Stored data entries:
-.-.-

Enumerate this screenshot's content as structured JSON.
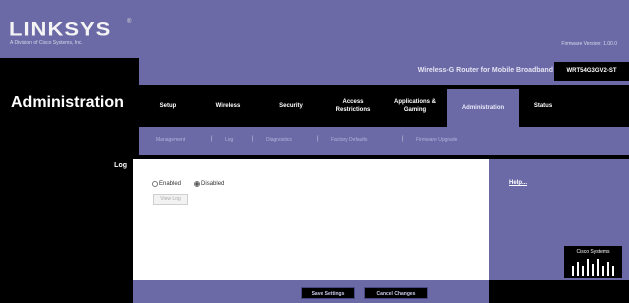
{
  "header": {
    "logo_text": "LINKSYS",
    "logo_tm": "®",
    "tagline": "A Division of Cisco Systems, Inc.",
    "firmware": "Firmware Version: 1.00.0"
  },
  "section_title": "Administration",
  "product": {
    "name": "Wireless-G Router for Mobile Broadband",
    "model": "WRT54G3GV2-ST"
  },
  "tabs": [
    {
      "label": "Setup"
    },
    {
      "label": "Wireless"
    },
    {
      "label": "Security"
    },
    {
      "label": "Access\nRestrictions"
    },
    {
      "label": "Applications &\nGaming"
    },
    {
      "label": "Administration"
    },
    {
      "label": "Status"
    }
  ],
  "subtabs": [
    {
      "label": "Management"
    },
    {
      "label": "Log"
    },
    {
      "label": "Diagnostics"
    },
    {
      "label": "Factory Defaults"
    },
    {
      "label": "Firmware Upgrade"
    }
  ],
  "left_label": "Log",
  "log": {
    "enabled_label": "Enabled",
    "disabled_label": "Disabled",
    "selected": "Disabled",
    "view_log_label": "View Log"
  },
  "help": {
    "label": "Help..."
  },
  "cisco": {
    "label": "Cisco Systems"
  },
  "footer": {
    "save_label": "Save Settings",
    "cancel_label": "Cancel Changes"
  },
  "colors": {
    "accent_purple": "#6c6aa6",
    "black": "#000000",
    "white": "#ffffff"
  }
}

-.-.-

_WHAT IS NEEDED:_ All of the material above should be reproduced exactly, except the pictures.

_SOLUTION FOR THIS TASK:_
Enumerate this screenshot's content as structured JSON.
{
  "header": {
    "logo_text": "LINKSYS",
    "logo_tm": "®",
    "tagline": "A Division of Cisco Systems, Inc.",
    "firmware": "Firmware Version: 1.00.0"
  },
  "section_title": "Administration",
  "product": {
    "name": "Wireless-G Router for Mobile Broadband",
    "model": "WRT54G3GV2-ST"
  },
  "tabs": [
    {
      "label": "Setup"
    },
    {
      "label": "Wireless"
    },
    {
      "label": "Security"
    },
    {
      "label": "Access\nRestrictions"
    },
    {
      "label": "Applications &\nGaming"
    },
    {
      "label": "Administration"
    },
    {
      "label": "Status"
    }
  ],
  "subtabs": [
    {
      "label": "Management"
    },
    {
      "label": "Log"
    },
    {
      "label": "Diagnostics"
    },
    {
      "label": "Factory Defaults"
    },
    {
      "label": "Firmware Upgrade"
    }
  ],
  "left_label": "Log",
  "log": {
    "enabled_label": "Enabled",
    "disabled_label": "Disabled",
    "selected": "Disabled",
    "view_log_label": "View Log"
  },
  "help": {
    "label": "Help..."
  },
  "cisco": {
    "label": "Cisco Systems"
  },
  "footer": {
    "save_label": "Save Settings",
    "cancel_label": "Cancel Changes"
  },
  "colors": {
    "accent_purple": "#6c6aa6",
    "black": "#000000",
    "white": "#ffffff"
  }
}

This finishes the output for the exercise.